::: ENTRIES SHOWN
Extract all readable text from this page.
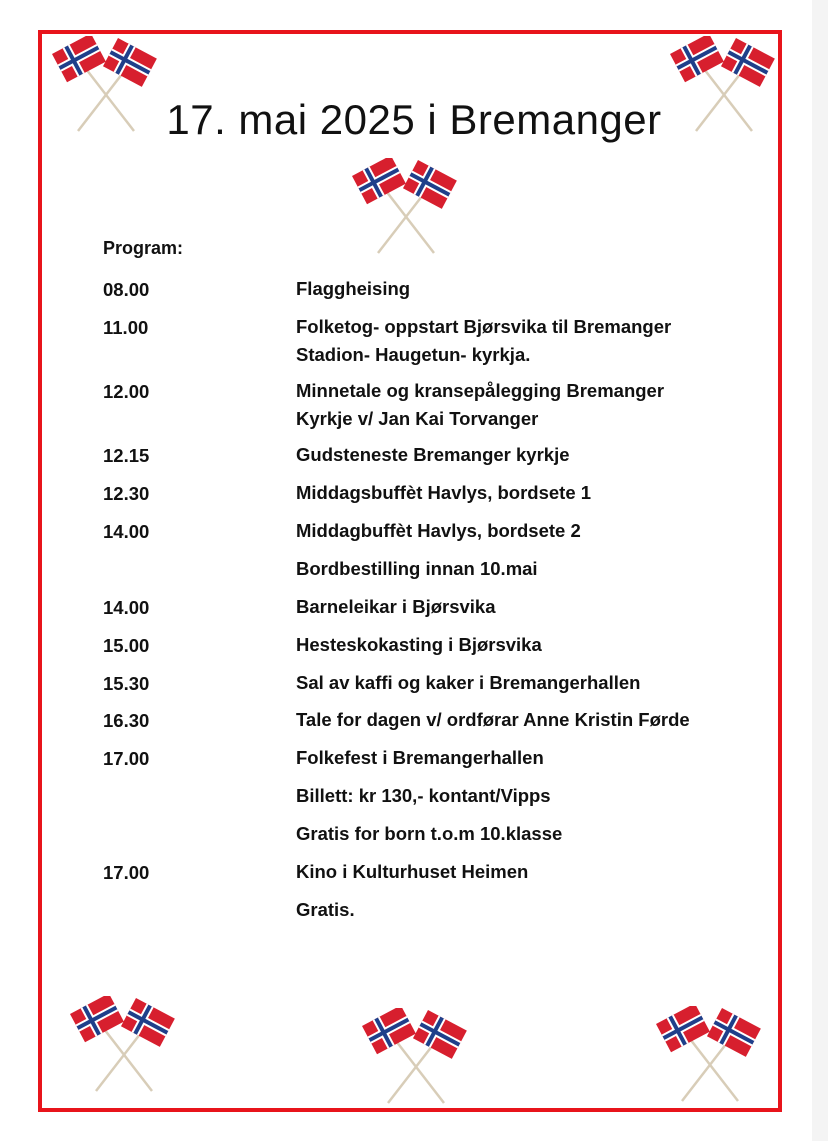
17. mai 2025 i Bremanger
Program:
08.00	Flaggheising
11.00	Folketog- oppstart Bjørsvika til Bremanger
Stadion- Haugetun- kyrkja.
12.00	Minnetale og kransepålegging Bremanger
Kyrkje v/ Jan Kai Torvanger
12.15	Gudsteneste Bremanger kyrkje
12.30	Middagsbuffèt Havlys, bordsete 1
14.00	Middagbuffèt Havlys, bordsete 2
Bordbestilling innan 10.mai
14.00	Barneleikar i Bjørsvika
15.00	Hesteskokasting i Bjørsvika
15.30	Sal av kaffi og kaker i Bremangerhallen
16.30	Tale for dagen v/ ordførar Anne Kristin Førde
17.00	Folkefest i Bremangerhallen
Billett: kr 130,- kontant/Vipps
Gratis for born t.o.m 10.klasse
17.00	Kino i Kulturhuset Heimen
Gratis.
::::::
::: ENTRIES SHOWN
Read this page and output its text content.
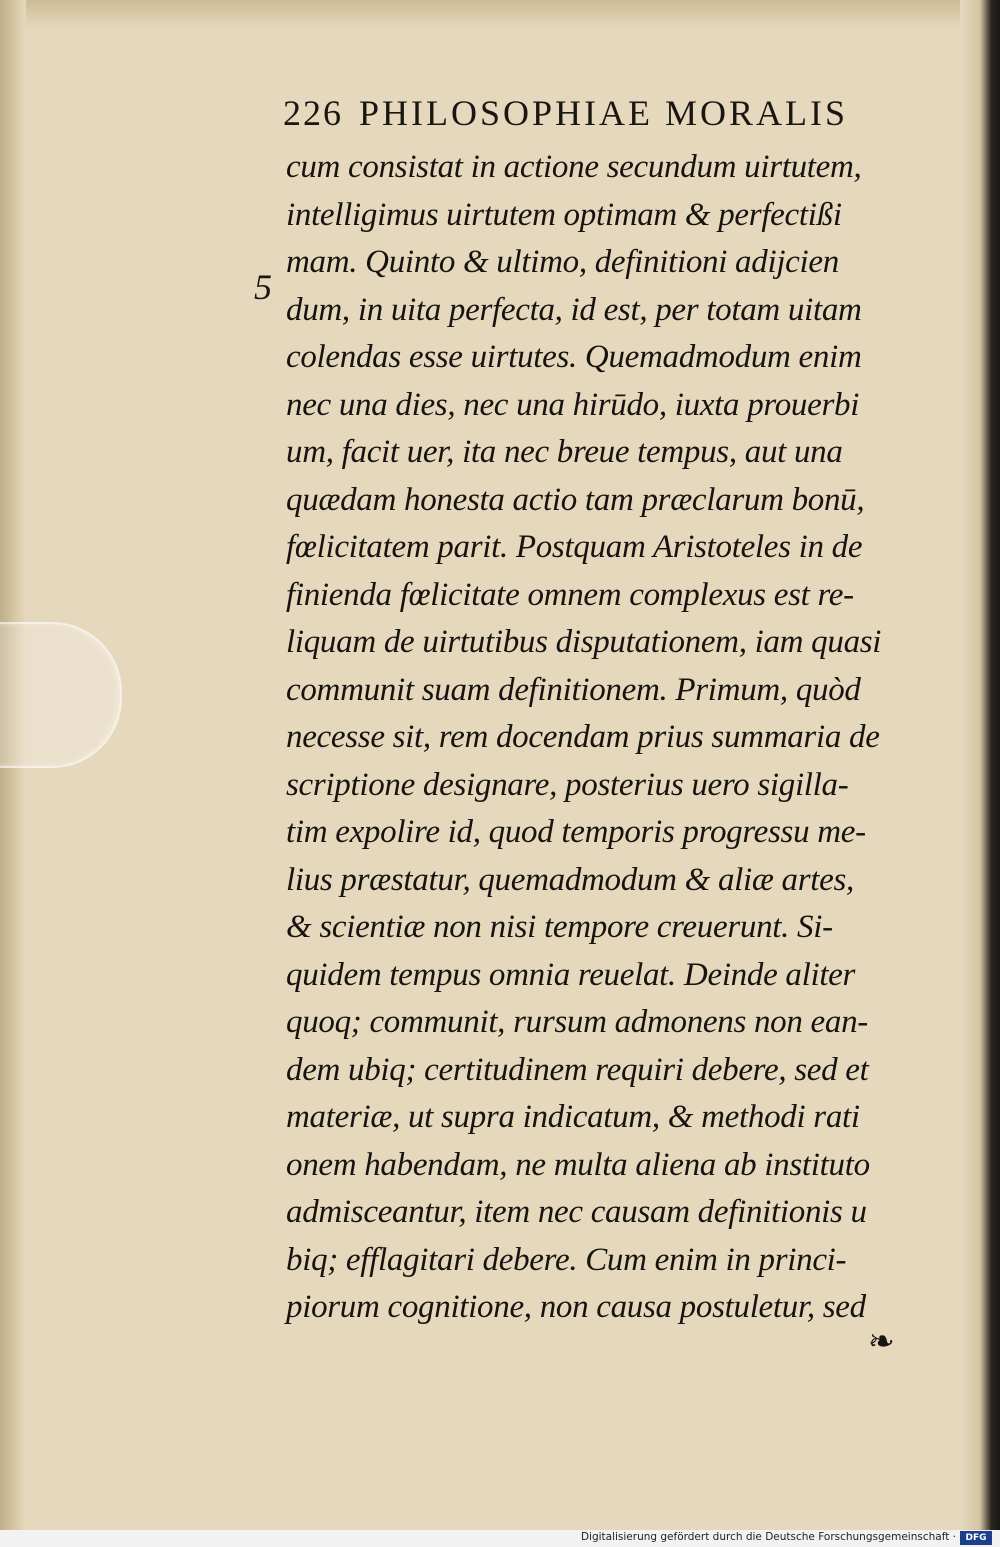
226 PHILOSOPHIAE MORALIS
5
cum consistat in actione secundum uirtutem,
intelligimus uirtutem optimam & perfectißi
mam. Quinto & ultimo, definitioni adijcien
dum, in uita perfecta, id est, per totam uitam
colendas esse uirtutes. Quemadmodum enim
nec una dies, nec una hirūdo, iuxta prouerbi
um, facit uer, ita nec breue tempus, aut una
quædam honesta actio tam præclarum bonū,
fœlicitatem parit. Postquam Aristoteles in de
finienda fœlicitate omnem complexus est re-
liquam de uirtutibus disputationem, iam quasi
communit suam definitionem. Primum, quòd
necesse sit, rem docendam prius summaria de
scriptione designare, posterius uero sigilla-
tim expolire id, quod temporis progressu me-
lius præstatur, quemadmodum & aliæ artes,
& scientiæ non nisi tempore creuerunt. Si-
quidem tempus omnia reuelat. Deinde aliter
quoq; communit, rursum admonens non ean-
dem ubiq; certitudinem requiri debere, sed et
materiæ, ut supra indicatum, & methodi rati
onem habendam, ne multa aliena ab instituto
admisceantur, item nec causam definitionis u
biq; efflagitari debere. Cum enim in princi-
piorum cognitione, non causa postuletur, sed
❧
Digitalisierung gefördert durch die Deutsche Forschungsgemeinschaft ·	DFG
::::::
◆ OBJECTIVE
Every line above that contains the word "text" should be reported.

◆ THE SOLUTION
Extract all readable text from this page.
Read this page and output its text content.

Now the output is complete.